§ **SUPPLIED RECORDS**
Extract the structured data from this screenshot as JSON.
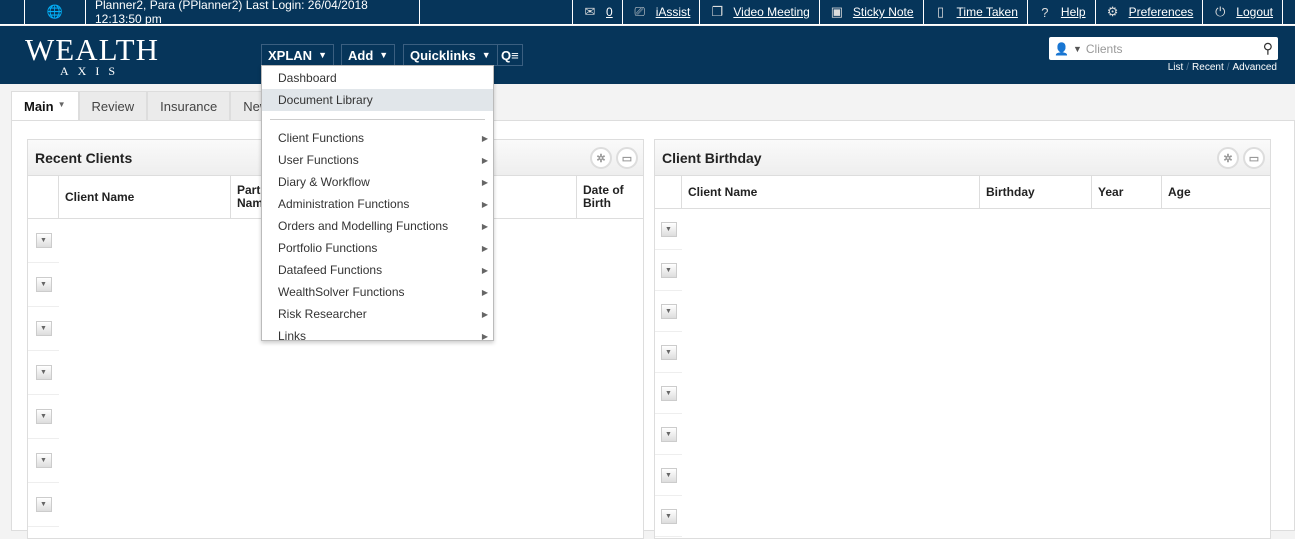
{
  "topbar": {
    "user_info": "Planner2, Para (PPlanner2) Last Login: 26/04/2018 12:13:50 pm",
    "messages_count": "0",
    "iassist": "iAssist",
    "video_meeting": "Video Meeting",
    "sticky_note": "Sticky Note",
    "time_taken": "Time Taken",
    "help": "Help",
    "preferences": "Preferences",
    "logout": "Logout"
  },
  "logo": {
    "line1": "WEALTH",
    "line2": "AXIS"
  },
  "nav": {
    "xplan": "XPLAN",
    "add": "Add",
    "quicklinks": "Quicklinks"
  },
  "search": {
    "placeholder": "Clients",
    "links": [
      "List",
      "Recent",
      "Advanced"
    ]
  },
  "tabs": [
    "Main",
    "Review",
    "Insurance",
    "New"
  ],
  "menu": {
    "items": [
      "Dashboard",
      "Document Library"
    ],
    "submenus": [
      "Client Functions",
      "User Functions",
      "Diary & Workflow",
      "Administration Functions",
      "Orders and Modelling Functions",
      "Portfolio Functions",
      "Datafeed Functions",
      "WealthSolver Functions",
      "Risk Researcher",
      "Links"
    ],
    "highlighted": "Document Library"
  },
  "recent_clients": {
    "title": "Recent Clients",
    "columns": [
      "Client Name",
      "Partner Name",
      "Date of Birth"
    ]
  },
  "client_birthday": {
    "title": "Client Birthday",
    "columns": [
      "Client Name",
      "Birthday",
      "Year",
      "Age"
    ]
  },
  "colors": {
    "brand": "#06355a",
    "menu_highlight": "#e1e6ea"
  }
}
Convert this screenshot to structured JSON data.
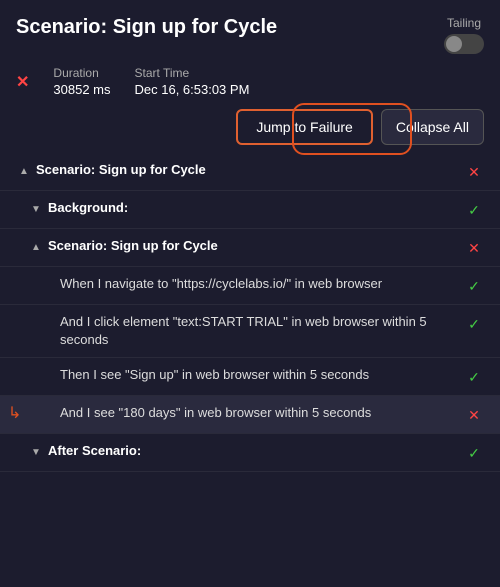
{
  "header": {
    "title": "Scenario: Sign up for Cycle",
    "tailing_label": "Tailing"
  },
  "meta": {
    "duration_label": "Duration",
    "duration_value": "30852 ms",
    "start_time_label": "Start Time",
    "start_time_value": "Dec 16, 6:53:03 PM"
  },
  "actions": {
    "jump_to_failure": "Jump to Failure",
    "collapse_all": "Collapse All"
  },
  "tree_items": [
    {
      "id": 1,
      "indent": 0,
      "expand": "▲",
      "text": "Scenario: Sign up for Cycle",
      "bold": true,
      "status": "fail"
    },
    {
      "id": 2,
      "indent": 1,
      "expand": "▼",
      "text": "Background:",
      "bold": true,
      "status": "pass"
    },
    {
      "id": 3,
      "indent": 1,
      "expand": "▲",
      "text": "Scenario: Sign up for Cycle",
      "bold": true,
      "status": "fail"
    },
    {
      "id": 4,
      "indent": 2,
      "expand": "",
      "text": "When I navigate to \"https://cyclelabs.io/\" in web browser",
      "bold": false,
      "status": "pass"
    },
    {
      "id": 5,
      "indent": 2,
      "expand": "",
      "text": "And I click element \"text:START TRIAL\" in web browser within 5 seconds",
      "bold": false,
      "status": "pass"
    },
    {
      "id": 6,
      "indent": 2,
      "expand": "",
      "text": "Then I see \"Sign up\" in web browser within 5 seconds",
      "bold": false,
      "status": "pass"
    },
    {
      "id": 7,
      "indent": 2,
      "expand": "",
      "text": "And I see \"180 days\" in web browser within 5 seconds",
      "bold": false,
      "status": "fail",
      "highlighted": true
    },
    {
      "id": 8,
      "indent": 1,
      "expand": "▼",
      "text": "After Scenario:",
      "bold": true,
      "status": "pass"
    }
  ]
}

§ **EXERCISE REQUIREMENTS**
Keep only those lines of the records that hold "JSON", and return them.

§ **SOLUTION TO THIS TASK**
Extract the structured data from this screenshot as JSON.
Convert this screenshot to structured JSON data.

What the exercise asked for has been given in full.